Please pull out every line of the data that contains the word "ассигнования". Case counts.

## BEGIN DATA FOR PROCESSING

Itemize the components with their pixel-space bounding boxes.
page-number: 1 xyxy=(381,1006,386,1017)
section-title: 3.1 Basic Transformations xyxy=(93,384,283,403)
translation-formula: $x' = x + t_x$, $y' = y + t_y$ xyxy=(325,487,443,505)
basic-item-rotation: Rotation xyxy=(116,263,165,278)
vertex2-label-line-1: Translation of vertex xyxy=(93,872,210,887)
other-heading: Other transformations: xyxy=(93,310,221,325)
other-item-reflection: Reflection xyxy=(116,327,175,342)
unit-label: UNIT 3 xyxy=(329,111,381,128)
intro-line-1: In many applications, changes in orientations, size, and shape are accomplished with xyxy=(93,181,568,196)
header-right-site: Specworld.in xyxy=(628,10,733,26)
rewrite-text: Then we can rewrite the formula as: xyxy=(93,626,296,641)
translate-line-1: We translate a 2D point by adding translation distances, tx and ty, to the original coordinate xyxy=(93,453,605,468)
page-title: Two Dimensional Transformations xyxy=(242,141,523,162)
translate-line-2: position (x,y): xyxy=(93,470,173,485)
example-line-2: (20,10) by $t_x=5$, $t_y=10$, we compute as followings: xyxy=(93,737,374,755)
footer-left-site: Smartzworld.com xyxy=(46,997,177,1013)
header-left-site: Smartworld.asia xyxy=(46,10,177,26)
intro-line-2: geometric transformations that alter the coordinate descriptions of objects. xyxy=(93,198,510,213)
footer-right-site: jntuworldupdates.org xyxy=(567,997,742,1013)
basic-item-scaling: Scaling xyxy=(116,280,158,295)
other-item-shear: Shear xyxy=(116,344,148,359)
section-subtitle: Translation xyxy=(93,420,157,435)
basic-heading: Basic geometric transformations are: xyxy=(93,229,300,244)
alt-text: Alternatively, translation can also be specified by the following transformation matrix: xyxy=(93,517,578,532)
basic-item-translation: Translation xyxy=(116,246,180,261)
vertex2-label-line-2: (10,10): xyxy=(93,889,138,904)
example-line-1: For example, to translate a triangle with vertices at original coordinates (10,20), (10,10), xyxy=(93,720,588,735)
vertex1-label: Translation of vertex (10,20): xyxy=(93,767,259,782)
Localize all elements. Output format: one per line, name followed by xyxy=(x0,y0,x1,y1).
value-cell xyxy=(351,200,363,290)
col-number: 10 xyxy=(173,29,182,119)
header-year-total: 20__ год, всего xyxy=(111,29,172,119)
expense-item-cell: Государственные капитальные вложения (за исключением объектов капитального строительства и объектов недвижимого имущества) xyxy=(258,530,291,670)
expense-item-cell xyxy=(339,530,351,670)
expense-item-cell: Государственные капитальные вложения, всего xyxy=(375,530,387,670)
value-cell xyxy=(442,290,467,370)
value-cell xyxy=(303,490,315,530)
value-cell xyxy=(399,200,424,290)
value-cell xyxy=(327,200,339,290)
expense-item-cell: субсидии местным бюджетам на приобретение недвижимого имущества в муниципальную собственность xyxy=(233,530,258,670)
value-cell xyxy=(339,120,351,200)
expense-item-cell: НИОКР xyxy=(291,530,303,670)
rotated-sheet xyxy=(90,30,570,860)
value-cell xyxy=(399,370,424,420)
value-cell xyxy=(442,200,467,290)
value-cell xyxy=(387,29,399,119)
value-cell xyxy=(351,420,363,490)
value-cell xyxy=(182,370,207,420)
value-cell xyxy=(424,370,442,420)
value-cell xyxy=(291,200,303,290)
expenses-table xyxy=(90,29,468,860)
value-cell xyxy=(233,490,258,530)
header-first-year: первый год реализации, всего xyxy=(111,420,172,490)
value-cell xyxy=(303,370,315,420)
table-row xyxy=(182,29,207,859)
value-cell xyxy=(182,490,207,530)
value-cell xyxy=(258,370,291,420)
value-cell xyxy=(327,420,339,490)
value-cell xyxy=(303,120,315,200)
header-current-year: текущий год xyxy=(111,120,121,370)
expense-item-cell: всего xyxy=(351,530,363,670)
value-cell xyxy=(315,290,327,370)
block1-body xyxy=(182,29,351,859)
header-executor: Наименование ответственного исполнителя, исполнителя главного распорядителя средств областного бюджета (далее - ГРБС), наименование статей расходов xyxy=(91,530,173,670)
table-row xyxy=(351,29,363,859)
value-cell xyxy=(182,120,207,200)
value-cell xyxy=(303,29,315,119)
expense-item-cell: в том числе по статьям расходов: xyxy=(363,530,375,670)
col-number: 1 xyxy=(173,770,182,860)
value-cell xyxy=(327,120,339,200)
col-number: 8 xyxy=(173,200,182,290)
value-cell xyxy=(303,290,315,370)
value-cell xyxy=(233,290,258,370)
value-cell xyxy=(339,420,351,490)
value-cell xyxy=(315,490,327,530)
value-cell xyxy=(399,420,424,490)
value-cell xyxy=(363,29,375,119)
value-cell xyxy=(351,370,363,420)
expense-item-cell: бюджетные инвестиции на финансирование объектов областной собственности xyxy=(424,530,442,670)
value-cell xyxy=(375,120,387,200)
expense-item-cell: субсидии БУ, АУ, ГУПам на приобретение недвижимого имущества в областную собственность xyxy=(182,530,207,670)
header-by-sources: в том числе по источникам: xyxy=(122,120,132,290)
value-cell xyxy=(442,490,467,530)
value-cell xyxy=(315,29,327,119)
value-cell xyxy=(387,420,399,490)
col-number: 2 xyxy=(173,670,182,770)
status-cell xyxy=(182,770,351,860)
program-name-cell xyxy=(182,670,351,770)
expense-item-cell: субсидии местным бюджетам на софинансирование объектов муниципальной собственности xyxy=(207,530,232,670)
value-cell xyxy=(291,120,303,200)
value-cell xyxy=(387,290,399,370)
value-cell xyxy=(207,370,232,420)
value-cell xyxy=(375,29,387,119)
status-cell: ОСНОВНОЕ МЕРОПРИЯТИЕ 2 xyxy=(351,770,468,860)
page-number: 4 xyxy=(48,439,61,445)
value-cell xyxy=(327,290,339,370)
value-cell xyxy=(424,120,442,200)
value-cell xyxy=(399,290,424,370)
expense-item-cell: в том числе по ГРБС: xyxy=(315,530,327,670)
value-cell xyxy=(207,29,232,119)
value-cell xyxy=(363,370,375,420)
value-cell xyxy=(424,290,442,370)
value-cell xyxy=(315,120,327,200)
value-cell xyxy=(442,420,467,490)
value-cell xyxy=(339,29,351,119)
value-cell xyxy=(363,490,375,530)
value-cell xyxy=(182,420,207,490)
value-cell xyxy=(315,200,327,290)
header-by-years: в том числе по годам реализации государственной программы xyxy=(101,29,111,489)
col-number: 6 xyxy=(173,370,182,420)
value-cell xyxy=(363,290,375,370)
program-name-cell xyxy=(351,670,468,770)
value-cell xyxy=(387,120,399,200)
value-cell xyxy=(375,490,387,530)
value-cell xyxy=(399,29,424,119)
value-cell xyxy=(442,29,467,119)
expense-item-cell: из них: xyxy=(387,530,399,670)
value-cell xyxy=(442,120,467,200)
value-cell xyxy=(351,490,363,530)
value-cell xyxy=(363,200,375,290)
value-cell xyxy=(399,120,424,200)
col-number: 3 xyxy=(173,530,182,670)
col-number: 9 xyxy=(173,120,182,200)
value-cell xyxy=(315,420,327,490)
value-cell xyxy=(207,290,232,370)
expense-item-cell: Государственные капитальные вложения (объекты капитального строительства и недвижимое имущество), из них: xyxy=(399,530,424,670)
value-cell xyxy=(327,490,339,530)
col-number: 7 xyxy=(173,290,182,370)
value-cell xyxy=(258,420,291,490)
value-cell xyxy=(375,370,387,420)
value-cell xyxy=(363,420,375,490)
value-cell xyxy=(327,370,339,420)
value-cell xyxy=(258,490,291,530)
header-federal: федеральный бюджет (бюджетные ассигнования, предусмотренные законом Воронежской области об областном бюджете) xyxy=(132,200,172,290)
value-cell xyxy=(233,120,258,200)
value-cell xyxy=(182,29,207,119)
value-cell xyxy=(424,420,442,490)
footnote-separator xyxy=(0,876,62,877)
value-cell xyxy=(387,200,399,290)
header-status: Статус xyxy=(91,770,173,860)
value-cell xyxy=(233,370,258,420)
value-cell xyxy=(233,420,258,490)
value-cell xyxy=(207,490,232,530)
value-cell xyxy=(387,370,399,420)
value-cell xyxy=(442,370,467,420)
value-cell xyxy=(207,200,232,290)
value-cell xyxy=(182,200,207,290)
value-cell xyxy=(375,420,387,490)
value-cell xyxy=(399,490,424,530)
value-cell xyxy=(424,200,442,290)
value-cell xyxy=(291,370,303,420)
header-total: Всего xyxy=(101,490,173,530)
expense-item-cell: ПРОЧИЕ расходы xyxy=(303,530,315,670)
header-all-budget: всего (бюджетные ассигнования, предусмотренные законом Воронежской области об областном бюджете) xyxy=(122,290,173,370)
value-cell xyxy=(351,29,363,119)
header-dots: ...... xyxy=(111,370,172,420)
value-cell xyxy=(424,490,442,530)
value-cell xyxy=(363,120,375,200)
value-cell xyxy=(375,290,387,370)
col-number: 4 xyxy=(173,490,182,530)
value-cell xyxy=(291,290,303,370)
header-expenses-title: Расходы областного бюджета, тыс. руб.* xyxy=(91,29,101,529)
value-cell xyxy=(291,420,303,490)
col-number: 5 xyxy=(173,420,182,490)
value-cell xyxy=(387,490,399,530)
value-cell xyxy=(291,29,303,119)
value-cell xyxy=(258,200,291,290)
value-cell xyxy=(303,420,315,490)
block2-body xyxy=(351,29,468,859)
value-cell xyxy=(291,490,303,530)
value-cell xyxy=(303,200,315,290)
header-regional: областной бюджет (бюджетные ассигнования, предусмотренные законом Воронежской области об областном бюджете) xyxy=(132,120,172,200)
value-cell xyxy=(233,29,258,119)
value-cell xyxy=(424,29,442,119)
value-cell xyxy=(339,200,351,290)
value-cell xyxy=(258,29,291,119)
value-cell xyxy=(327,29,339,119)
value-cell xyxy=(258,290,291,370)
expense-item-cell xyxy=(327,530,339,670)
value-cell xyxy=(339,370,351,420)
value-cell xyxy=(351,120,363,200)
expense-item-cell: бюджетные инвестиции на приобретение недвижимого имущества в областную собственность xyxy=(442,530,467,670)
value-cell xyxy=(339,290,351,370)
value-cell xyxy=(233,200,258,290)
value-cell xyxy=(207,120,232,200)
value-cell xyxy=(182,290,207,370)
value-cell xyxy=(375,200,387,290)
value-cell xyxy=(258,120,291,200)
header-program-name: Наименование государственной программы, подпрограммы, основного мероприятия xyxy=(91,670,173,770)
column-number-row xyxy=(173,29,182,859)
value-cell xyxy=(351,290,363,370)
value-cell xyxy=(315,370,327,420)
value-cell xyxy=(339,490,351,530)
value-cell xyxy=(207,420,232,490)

## END DATA FOR PROCESSING

[ANSWER FOR THE TASK]
header-federal: федеральный бюджет (бюджетные ассигнования, предусмотренные законом Воронежской области об областном бюджете) xyxy=(132,200,172,290)
header-all-budget: всего (бюджетные ассигнования, предусмотренные законом Воронежской области об областном бюджете) xyxy=(122,290,173,370)
header-regional: областной бюджет (бюджетные ассигнования, предусмотренные законом Воронежской области об областном бюджете) xyxy=(132,120,172,200)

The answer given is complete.